§ Job:
Spot every line with the word "Regional" and return it.

§ Supplied records:
════════════════

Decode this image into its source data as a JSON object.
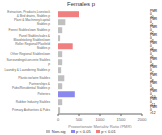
{
  "chart_data": {
    "type": "bar",
    "orientation": "horizontal",
    "title": "Females p",
    "xlabel": "Proportionate Mortality Ratio (PMR)",
    "categories": [
      "Extraction, Products,Livestock & Bird drains, Stables p",
      "Plant & Machinery/capital Stables p",
      "Forest Stables/own Stables p",
      "Panel Stables/sales & Bloodstoking Stables/own",
      "Roller Regional/Plasfield Stables p",
      "Other Regional Stables/own",
      "Surroundings/concrete Stables p",
      "Laundry & Laundering Stables p",
      "Plasticise/wire Stables",
      "Partnerships & Pubs/Residential Stables p",
      "Potteries",
      "Rubber Industry Stables",
      "Primary Authorities & Pubs"
    ],
    "values": [
      500,
      175,
      100,
      50,
      350,
      100,
      100,
      75,
      150,
      100,
      400,
      100,
      50
    ],
    "colors": [
      "#f08080",
      "#c0c0c0",
      "#c0c0c0",
      "#c0c0c0",
      "#f08080",
      "#c0c0c0",
      "#c0c0c0",
      "#c0c0c0",
      "#c0c0c0",
      "#c0c0c0",
      "#8888ee",
      "#c0c0c0",
      "#c0c0c0"
    ],
    "annotations": [
      "PMR 0 >0",
      "PMR 0 >1",
      "PMR 0 >2",
      "PMR 0 >3",
      "PMR 0 >4",
      "PMR 0 >5",
      "PMR 0 >6",
      "PMR 0 >7",
      "PMR 0 >8",
      "PMR 0 >9",
      "PMR 0 >10",
      "PMR 0 >11",
      "PMR 0 >12"
    ],
    "legend": "bottom",
    "legend_labels": [
      "Non-sig",
      "p < 0.05",
      "p < 0.01"
    ],
    "legend_colors": [
      "#c0c0c0",
      "#8888ee",
      "#f08080"
    ],
    "xlim": [
      0,
      2000
    ],
    "xticks": [
      0,
      500,
      1000,
      1500,
      2000
    ]
  }
}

════════════════

§ Output of the task:
      "Roller Regional/Plasfield Stables p",
      "Other Regional Stables/own",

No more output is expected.